Exactly reproduce each record listed below.

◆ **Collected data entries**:
.....

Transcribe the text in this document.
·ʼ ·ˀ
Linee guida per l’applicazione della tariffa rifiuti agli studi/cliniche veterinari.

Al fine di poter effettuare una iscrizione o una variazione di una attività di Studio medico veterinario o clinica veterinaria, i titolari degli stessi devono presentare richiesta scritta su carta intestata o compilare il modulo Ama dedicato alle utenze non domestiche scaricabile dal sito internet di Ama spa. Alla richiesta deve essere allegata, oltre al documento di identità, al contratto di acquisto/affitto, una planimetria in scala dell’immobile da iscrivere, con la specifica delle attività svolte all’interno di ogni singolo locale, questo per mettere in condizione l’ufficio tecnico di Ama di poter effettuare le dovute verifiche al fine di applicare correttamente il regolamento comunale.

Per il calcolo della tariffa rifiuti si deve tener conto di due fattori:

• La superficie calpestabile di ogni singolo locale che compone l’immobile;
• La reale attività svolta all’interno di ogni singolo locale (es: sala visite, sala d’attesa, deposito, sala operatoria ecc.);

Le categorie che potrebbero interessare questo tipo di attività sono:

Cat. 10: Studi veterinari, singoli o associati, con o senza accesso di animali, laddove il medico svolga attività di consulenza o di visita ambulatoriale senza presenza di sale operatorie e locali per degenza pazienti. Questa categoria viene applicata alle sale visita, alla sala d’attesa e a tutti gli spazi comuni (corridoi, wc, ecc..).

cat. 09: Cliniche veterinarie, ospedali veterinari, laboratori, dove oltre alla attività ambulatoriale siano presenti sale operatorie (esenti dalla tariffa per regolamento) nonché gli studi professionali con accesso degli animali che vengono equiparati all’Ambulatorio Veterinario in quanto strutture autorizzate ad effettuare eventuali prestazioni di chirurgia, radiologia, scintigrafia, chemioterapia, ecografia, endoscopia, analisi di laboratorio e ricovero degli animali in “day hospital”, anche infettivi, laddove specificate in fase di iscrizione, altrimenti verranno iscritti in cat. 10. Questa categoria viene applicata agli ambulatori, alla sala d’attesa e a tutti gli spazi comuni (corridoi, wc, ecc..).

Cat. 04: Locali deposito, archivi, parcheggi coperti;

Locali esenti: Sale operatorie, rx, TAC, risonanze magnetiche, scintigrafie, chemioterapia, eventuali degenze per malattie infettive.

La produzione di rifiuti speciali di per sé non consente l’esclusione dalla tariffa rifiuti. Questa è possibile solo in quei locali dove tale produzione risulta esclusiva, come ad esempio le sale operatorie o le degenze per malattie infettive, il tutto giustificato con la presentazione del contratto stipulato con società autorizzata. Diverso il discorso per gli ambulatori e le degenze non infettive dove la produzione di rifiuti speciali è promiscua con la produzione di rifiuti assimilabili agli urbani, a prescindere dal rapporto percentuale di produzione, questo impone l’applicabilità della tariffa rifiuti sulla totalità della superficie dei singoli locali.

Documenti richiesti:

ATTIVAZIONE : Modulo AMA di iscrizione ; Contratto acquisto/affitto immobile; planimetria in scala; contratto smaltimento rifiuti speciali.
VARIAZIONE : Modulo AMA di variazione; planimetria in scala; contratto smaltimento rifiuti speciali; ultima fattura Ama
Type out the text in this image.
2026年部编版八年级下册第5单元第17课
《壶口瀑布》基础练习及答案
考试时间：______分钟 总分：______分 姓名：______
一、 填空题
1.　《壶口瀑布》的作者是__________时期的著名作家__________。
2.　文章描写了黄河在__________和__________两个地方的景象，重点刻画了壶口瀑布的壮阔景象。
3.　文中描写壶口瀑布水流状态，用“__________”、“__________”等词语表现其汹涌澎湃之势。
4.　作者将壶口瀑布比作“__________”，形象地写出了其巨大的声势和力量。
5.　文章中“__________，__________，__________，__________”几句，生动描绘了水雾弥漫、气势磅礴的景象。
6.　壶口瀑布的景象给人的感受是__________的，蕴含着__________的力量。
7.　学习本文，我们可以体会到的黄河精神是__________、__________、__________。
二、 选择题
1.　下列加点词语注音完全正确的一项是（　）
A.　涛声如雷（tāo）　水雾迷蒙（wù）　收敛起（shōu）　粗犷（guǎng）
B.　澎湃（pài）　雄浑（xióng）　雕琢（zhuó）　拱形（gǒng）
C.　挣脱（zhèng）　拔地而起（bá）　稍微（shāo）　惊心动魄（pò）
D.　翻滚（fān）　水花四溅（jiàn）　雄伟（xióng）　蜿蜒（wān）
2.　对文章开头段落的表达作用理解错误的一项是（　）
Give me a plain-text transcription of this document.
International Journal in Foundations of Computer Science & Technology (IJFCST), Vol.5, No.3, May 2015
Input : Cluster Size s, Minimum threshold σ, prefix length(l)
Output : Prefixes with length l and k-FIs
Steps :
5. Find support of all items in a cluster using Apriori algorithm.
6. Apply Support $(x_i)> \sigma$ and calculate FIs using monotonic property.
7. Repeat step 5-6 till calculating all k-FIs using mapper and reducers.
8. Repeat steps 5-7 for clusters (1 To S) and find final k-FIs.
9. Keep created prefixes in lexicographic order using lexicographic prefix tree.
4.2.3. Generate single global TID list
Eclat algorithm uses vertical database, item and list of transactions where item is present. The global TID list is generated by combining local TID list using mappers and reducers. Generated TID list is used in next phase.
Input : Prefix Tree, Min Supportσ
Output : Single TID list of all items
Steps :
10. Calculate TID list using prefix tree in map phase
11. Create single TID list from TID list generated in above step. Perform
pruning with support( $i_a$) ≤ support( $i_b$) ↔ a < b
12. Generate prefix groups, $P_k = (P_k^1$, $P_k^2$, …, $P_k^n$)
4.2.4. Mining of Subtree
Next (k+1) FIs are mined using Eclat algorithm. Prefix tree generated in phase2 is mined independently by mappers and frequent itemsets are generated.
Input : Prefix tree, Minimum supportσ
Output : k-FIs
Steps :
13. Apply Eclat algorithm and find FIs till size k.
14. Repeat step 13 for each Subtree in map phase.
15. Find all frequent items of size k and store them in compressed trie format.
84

.....

◆ **SOLUTION BELOW**:
Transcribe the text in this document.
·ʼ ·ˀ
Linee guida per l’applicazione della tariffa rifiuti agli studi/cliniche veterinari.

Al fine di poter effettuare una iscrizione o una variazione di una attività di Studio medico veterinario o clinica veterinaria, i titolari degli stessi devono presentare richiesta scritta su carta intestata o compilare il modulo Ama dedicato alle utenze non domestiche scaricabile dal sito internet di Ama spa. Alla richiesta deve essere allegata, oltre al documento di identità, al contratto di acquisto/affitto, una planimetria in scala dell’immobile da iscrivere, con la specifica delle attività svolte all’interno di ogni singolo locale, questo per mettere in condizione l’ufficio tecnico di Ama di poter effettuare le dovute verifiche al fine di applicare correttamente il regolamento comunale.

Per il calcolo della tariffa rifiuti si deve tener conto di due fattori:

• La superficie calpestabile di ogni singolo locale che compone l’immobile;
• La reale attività svolta all’interno di ogni singolo locale (es: sala visite, sala d’attesa, deposito, sala operatoria ecc.);

Le categorie che potrebbero interessare questo tipo di attività sono:

Cat. 10: Studi veterinari, singoli o associati, con o senza accesso di animali, laddove il medico svolga attività di consulenza o di visita ambulatoriale senza presenza di sale operatorie e locali per degenza pazienti. Questa categoria viene applicata alle sale visita, alla sala d’attesa e a tutti gli spazi comuni (corridoi, wc, ecc..).

cat. 09: Cliniche veterinarie, ospedali veterinari, laboratori, dove oltre alla attività ambulatoriale siano presenti sale operatorie (esenti dalla tariffa per regolamento) nonché gli studi professionali con accesso degli animali che vengono equiparati all’Ambulatorio Veterinario in quanto strutture autorizzate ad effettuare eventuali prestazioni di chirurgia, radiologia, scintigrafia, chemioterapia, ecografia, endoscopia, analisi di laboratorio e ricovero degli animali in “day hospital”, anche infettivi, laddove specificate in fase di iscrizione, altrimenti verranno iscritti in cat. 10. Questa categoria viene applicata agli ambulatori, alla sala d’attesa e a tutti gli spazi comuni (corridoi, wc, ecc..).

Cat. 04: Locali deposito, archivi, parcheggi coperti;

Locali esenti: Sale operatorie, rx, TAC, risonanze magnetiche, scintigrafie, chemioterapia, eventuali degenze per malattie infettive.

La produzione di rifiuti speciali di per sé non consente l’esclusione dalla tariffa rifiuti. Questa è possibile solo in quei locali dove tale produzione risulta esclusiva, come ad esempio le sale operatorie o le degenze per malattie infettive, il tutto giustificato con la presentazione del contratto stipulato con società autorizzata. Diverso il discorso per gli ambulatori e le degenze non infettive dove la produzione di rifiuti speciali è promiscua con la produzione di rifiuti assimilabili agli urbani, a prescindere dal rapporto percentuale di produzione, questo impone l’applicabilità della tariffa rifiuti sulla totalità della superficie dei singoli locali.

Documenti richiesti:

ATTIVAZIONE : Modulo AMA di iscrizione ; Contratto acquisto/affitto immobile; planimetria in scala; contratto smaltimento rifiuti speciali.
VARIAZIONE : Modulo AMA di variazione; planimetria in scala; contratto smaltimento rifiuti speciali; ultima fattura Ama
Type out the text in this image.
2026年部编版八年级下册第5单元第17课
《壶口瀑布》基础练习及答案
考试时间：______分钟 总分：______分 姓名：______
一、 填空题
1.　《壶口瀑布》的作者是__________时期的著名作家__________。
2.　文章描写了黄河在__________和__________两个地方的景象，重点刻画了壶口瀑布的壮阔景象。
3.　文中描写壶口瀑布水流状态，用“__________”、“__________”等词语表现其汹涌澎湃之势。
4.　作者将壶口瀑布比作“__________”，形象地写出了其巨大的声势和力量。
5.　文章中“__________，__________，__________，__________”几句，生动描绘了水雾弥漫、气势磅礴的景象。
6.　壶口瀑布的景象给人的感受是__________的，蕴含着__________的力量。
7.　学习本文，我们可以体会到的黄河精神是__________、__________、__________。
二、 选择题
1.　下列加点词语注音完全正确的一项是（　）
A.　涛声如雷（tāo）　水雾迷蒙（wù）　收敛起（shōu）　粗犷（guǎng）
B.　澎湃（pài）　雄浑（xióng）　雕琢（zhuó）　拱形（gǒng）
C.　挣脱（zhèng）　拔地而起（bá）　稍微（shāo）　惊心动魄（pò）
D.　翻滚（fān）　水花四溅（jiàn）　雄伟（xióng）　蜿蜒（wān）
2.　对文章开头段落的表达作用理解错误的一项是（　）
Give me a plain-text transcription of this document.
International Journal in Foundations of Computer Science & Technology (IJFCST), Vol.5, No.3, May 2015
Input : Cluster Size s, Minimum threshold σ, prefix length(l)
Output : Prefixes with length l and k-FIs
Steps :
5. Find support of all items in a cluster using Apriori algorithm.
6. Apply Support $(x_i)> \sigma$ and calculate FIs using monotonic property.
7. Repeat step 5-6 till calculating all k-FIs using mapper and reducers.
8. Repeat steps 5-7 for clusters (1 To S) and find final k-FIs.
9. Keep created prefixes in lexicographic order using lexicographic prefix tree.
4.2.3. Generate single global TID list
Eclat algorithm uses vertical database, item and list of transactions where item is present. The global TID list is generated by combining local TID list using mappers and reducers. Generated TID list is used in next phase.
Input : Prefix Tree, Min Supportσ
Output : Single TID list of all items
Steps :
10. Calculate TID list using prefix tree in map phase
11. Create single TID list from TID list generated in above step. Perform
pruning with support( $i_a$) ≤ support( $i_b$) ↔ a < b
12. Generate prefix groups, $P_k = (P_k^1$, $P_k^2$, …, $P_k^n$)
4.2.4. Mining of Subtree
Next (k+1) FIs are mined using Eclat algorithm. Prefix tree generated in phase2 is mined independently by mappers and frequent itemsets are generated.
Input : Prefix tree, Minimum supportσ
Output : k-FIs
Steps :
13. Apply Eclat algorithm and find FIs till size k.
14. Repeat step 13 for each Subtree in map phase.
15. Find all frequent items of size k and store them in compressed trie format.
84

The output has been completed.